## Task material
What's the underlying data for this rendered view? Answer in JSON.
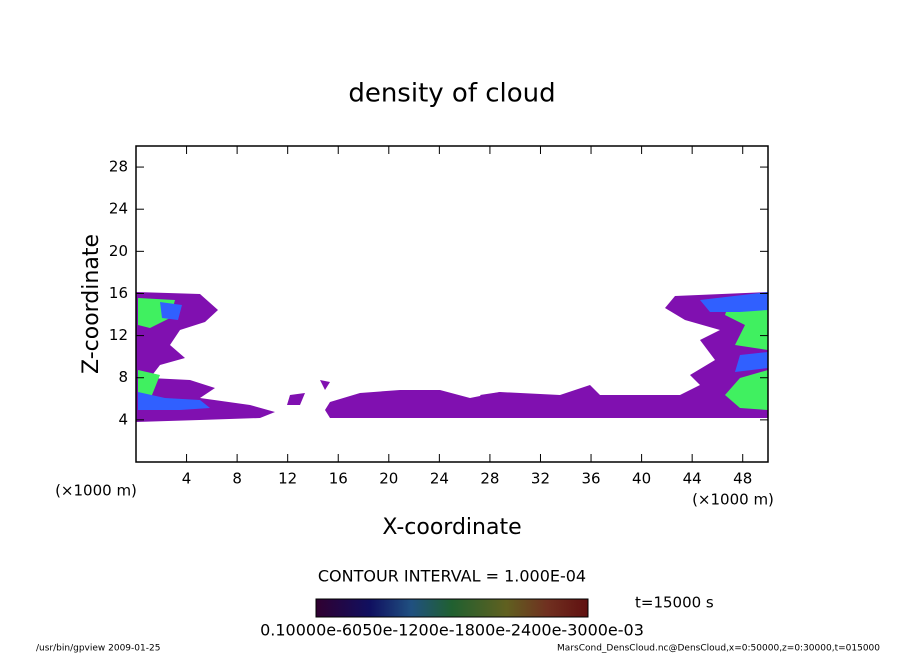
{
  "chart_data": {
    "type": "contour",
    "title": "density of cloud",
    "x_label": "X-coordinate",
    "y_label": "Z-coordinate",
    "x_unit_left": "(×1000 m)",
    "x_unit_right": "(×1000 m)",
    "xlim": [
      0,
      50
    ],
    "xticks": [
      4,
      8,
      12,
      16,
      20,
      24,
      28,
      32,
      36,
      40,
      44,
      48
    ],
    "ylim": [
      0,
      30
    ],
    "yticks": [
      4,
      8,
      12,
      16,
      20,
      24,
      28
    ],
    "contour_interval": "CONTOUR INTERVAL = 1.000E-04",
    "time": "t=15000 s",
    "colorbar_labels": "0.10000e-6050e-1200e-1800e-2400e-3000e-03",
    "footer_left": "/usr/bin/gpview   2009-01-25",
    "footer_right": "MarsCond_DensCloud.nc@DensCloud,x=0:50000,z=0:30000,t=015000"
  }
}
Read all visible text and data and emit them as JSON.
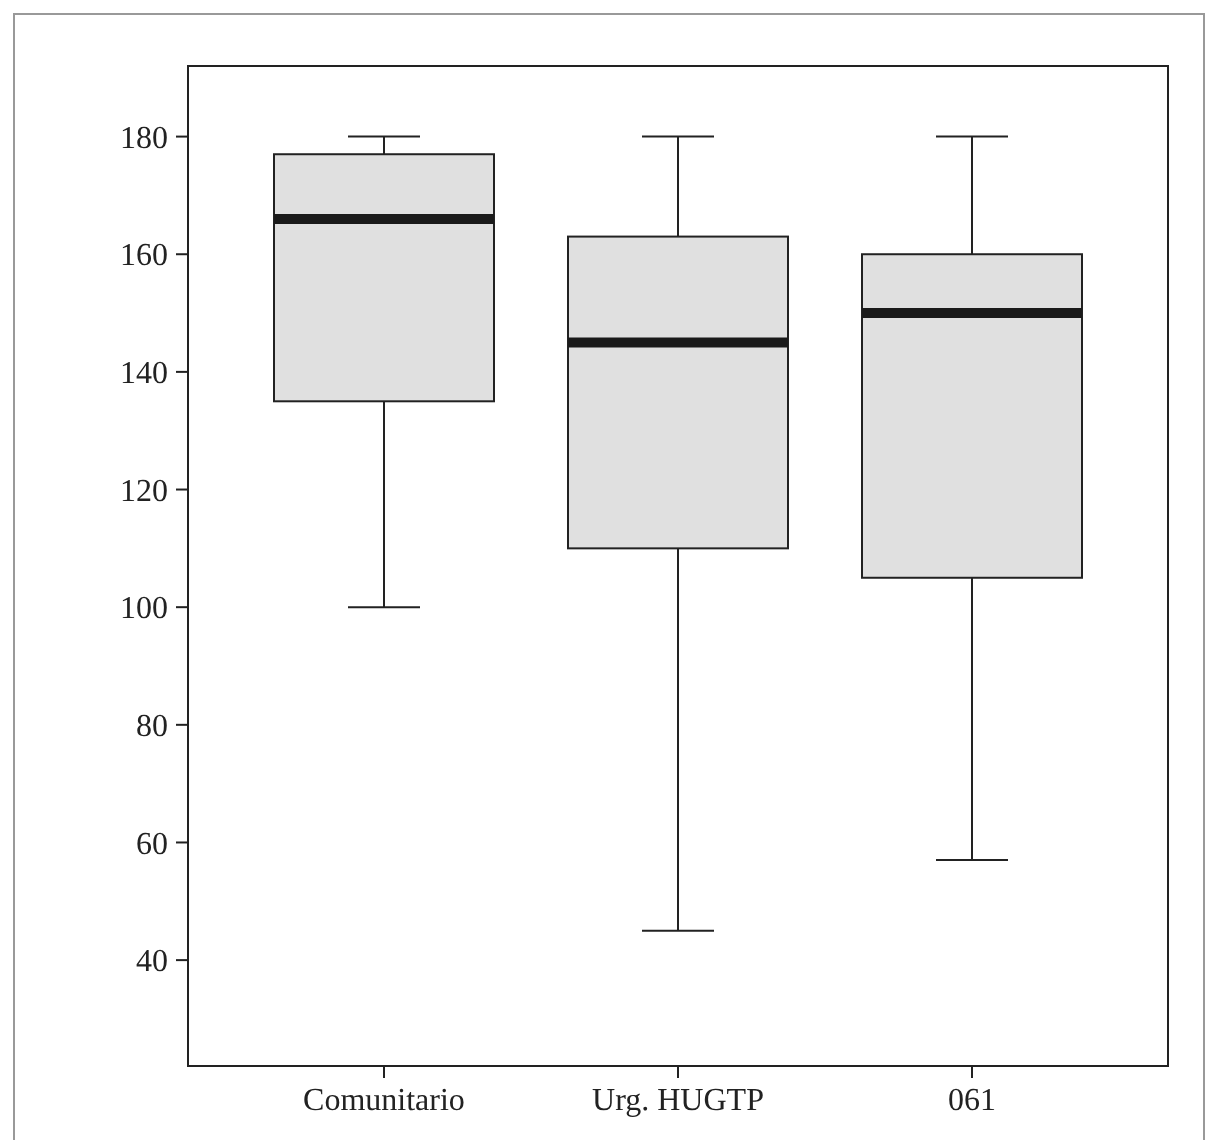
{
  "chart_data": {
    "type": "box",
    "categories": [
      "Comunitario",
      "Urg. HUGTP",
      "061"
    ],
    "boxes": [
      {
        "low": 100,
        "q1": 135,
        "median": 166,
        "q3": 177,
        "high": 180
      },
      {
        "low": 45,
        "q1": 110,
        "median": 145,
        "q3": 163,
        "high": 180
      },
      {
        "low": 57,
        "q1": 105,
        "median": 150,
        "q3": 160,
        "high": 180
      }
    ],
    "color": "#e0e0e0",
    "ylim": [
      22,
      192
    ],
    "yticks": [
      40,
      60,
      80,
      100,
      120,
      140,
      160,
      180
    ],
    "grid": false
  }
}
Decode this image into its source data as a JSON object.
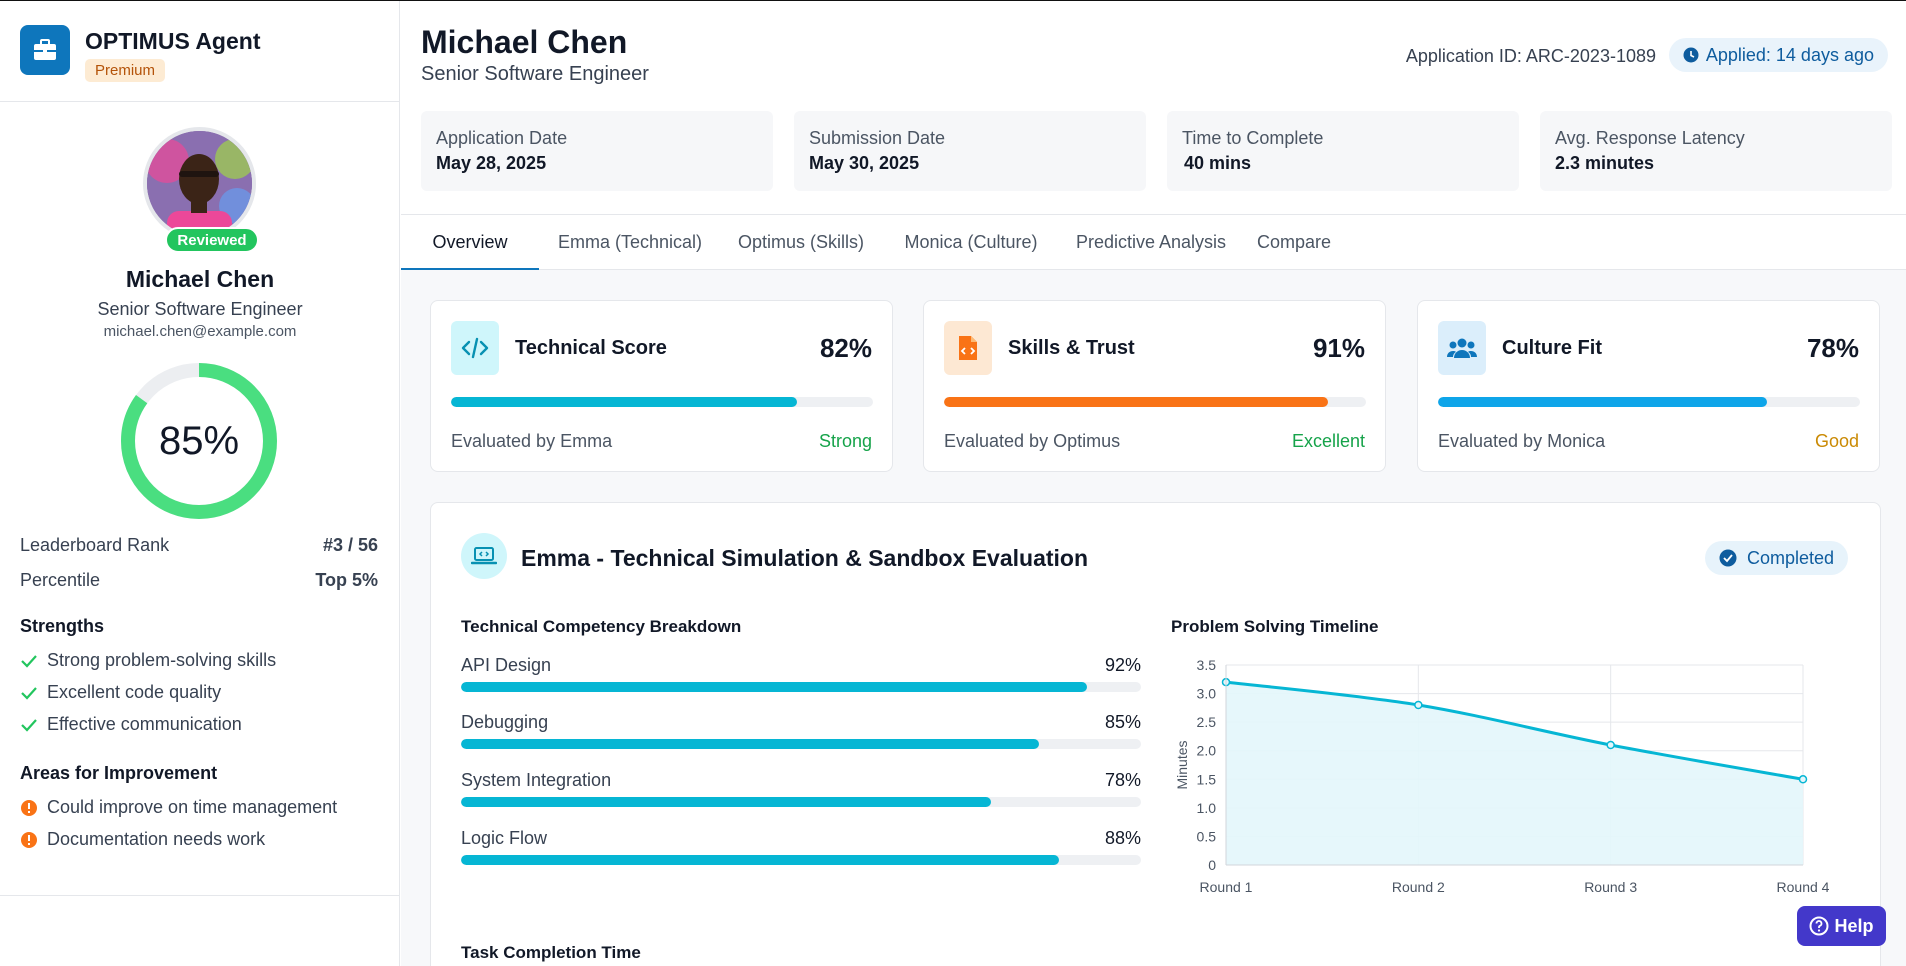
{
  "brand": {
    "name": "OPTIMUS Agent",
    "badge": "Premium",
    "color": "#0e76bc"
  },
  "profile": {
    "name": "Michael Chen",
    "role": "Senior Software Engineer",
    "email": "michael.chen@example.com",
    "status": "Reviewed",
    "overall_score_label": "85%",
    "overall_score": 0.85
  },
  "ranking": {
    "rank_label": "Leaderboard Rank",
    "rank_value": "#3 / 56",
    "percentile_label": "Percentile",
    "percentile_value": "Top 5%"
  },
  "strengths": {
    "title": "Strengths",
    "items": [
      "Strong problem-solving skills",
      "Excellent code quality",
      "Effective communication"
    ]
  },
  "improvements": {
    "title": "Areas for Improvement",
    "items": [
      "Could improve on time management",
      "Documentation needs work"
    ]
  },
  "header": {
    "name": "Michael Chen",
    "role": "Senior Software Engineer",
    "application_id": "Application ID: ARC-2023-1089",
    "applied": "Applied: 14 days ago"
  },
  "stats": [
    {
      "label": "Application Date",
      "value": "May 28, 2025"
    },
    {
      "label": "Submission Date",
      "value": "May 30, 2025"
    },
    {
      "label": "Time to Complete",
      "value": "40 mins"
    },
    {
      "label": "Avg. Response Latency",
      "value": "2.3 minutes"
    }
  ],
  "tabs": [
    "Overview",
    "Emma (Technical)",
    "Optimus (Skills)",
    "Monica (Culture)",
    "Predictive Analysis",
    "Compare"
  ],
  "score_cards": [
    {
      "title": "Technical Score",
      "score_label": "82%",
      "score": 0.82,
      "evaluator": "Evaluated by Emma",
      "grade": "Strong",
      "bar_color": "#06b6d4",
      "grade_color": "#16a34a"
    },
    {
      "title": "Skills & Trust",
      "score_label": "91%",
      "score": 0.91,
      "evaluator": "Evaluated by Optimus",
      "grade": "Excellent",
      "bar_color": "#f97316",
      "grade_color": "#16a34a"
    },
    {
      "title": "Culture Fit",
      "score_label": "78%",
      "score": 0.78,
      "evaluator": "Evaluated by Monica",
      "grade": "Good",
      "bar_color": "#0ea5e9",
      "grade_color": "#ca8a04"
    }
  ],
  "emma_section": {
    "title": "Emma - Technical Simulation & Sandbox Evaluation",
    "status": "Completed",
    "breakdown_title": "Technical Competency Breakdown",
    "breakdown": [
      {
        "label": "API Design",
        "pct_label": "92%",
        "pct": 0.92
      },
      {
        "label": "Debugging",
        "pct_label": "85%",
        "pct": 0.85
      },
      {
        "label": "System Integration",
        "pct_label": "78%",
        "pct": 0.78
      },
      {
        "label": "Logic Flow",
        "pct_label": "88%",
        "pct": 0.88
      }
    ],
    "timeline_title": "Problem Solving Timeline",
    "task_time_title": "Task Completion Time"
  },
  "chart_data": {
    "type": "area",
    "title": "Problem Solving Timeline",
    "categories": [
      "Round 1",
      "Round 2",
      "Round 3",
      "Round 4"
    ],
    "values": [
      3.2,
      2.8,
      2.1,
      1.5
    ],
    "ylabel": "Minutes",
    "xlabel": "",
    "ylim": [
      0,
      3.5
    ],
    "yticks": [
      "3.5",
      "3.0",
      "2.5",
      "2.0",
      "1.5",
      "1.0",
      "0.5",
      "0"
    ],
    "grid": true,
    "line_color": "#06b6d4",
    "fill_color": "#e3f6fb"
  },
  "help": {
    "label": "Help"
  }
}
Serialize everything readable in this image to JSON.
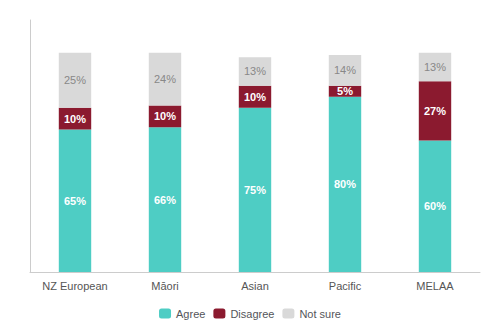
{
  "chart_data": {
    "type": "bar",
    "categories": [
      "NZ European",
      "Māori",
      "Asian",
      "Pacific",
      "MELAA"
    ],
    "series": [
      {
        "name": "Agree",
        "color": "#4ECDC4",
        "values": [
          65,
          66,
          75,
          80,
          60
        ],
        "value_labels": [
          "65%",
          "66%",
          "75%",
          "80%",
          "60%"
        ]
      },
      {
        "name": "Disagree",
        "color": "#8B1A2F",
        "values": [
          10,
          10,
          10,
          5,
          27
        ],
        "value_labels": [
          "10%",
          "10%",
          "10%",
          "5%",
          "27%"
        ]
      },
      {
        "name": "Not sure",
        "color": "#D9D9D9",
        "values": [
          25,
          24,
          13,
          14,
          13
        ],
        "value_labels": [
          "25%",
          "24%",
          "13%",
          "14%",
          "13%"
        ]
      }
    ],
    "stacked": true,
    "data_labels": true,
    "ylim": [
      0,
      115
    ],
    "tick_labels": "x",
    "grid": false,
    "legend": "bottom"
  }
}
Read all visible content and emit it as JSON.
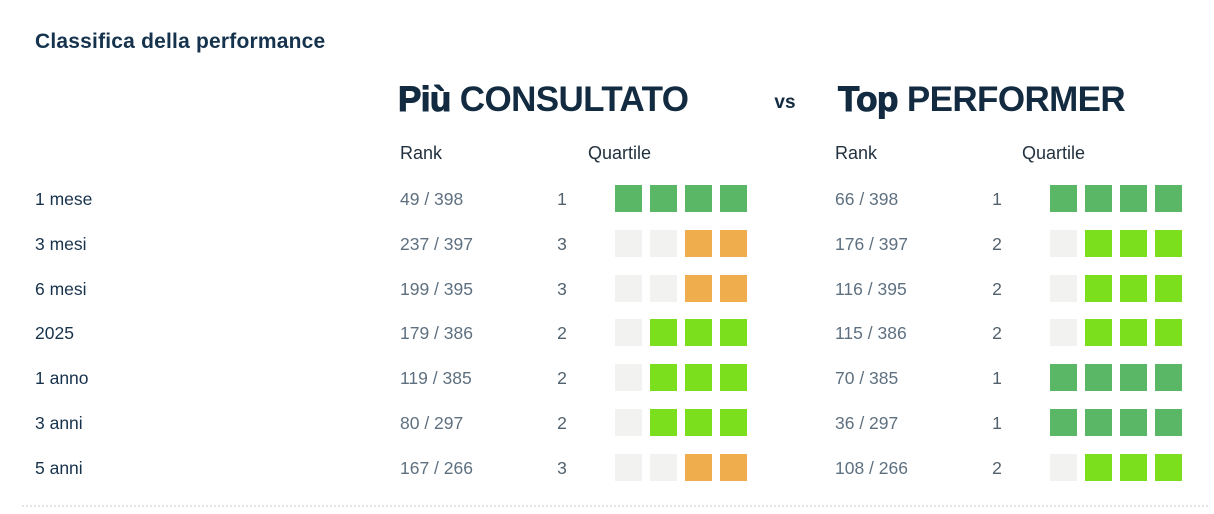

## What you should do
In the records above, how many lines contain the word "Application"? Give the number alone.

## Output of the task
2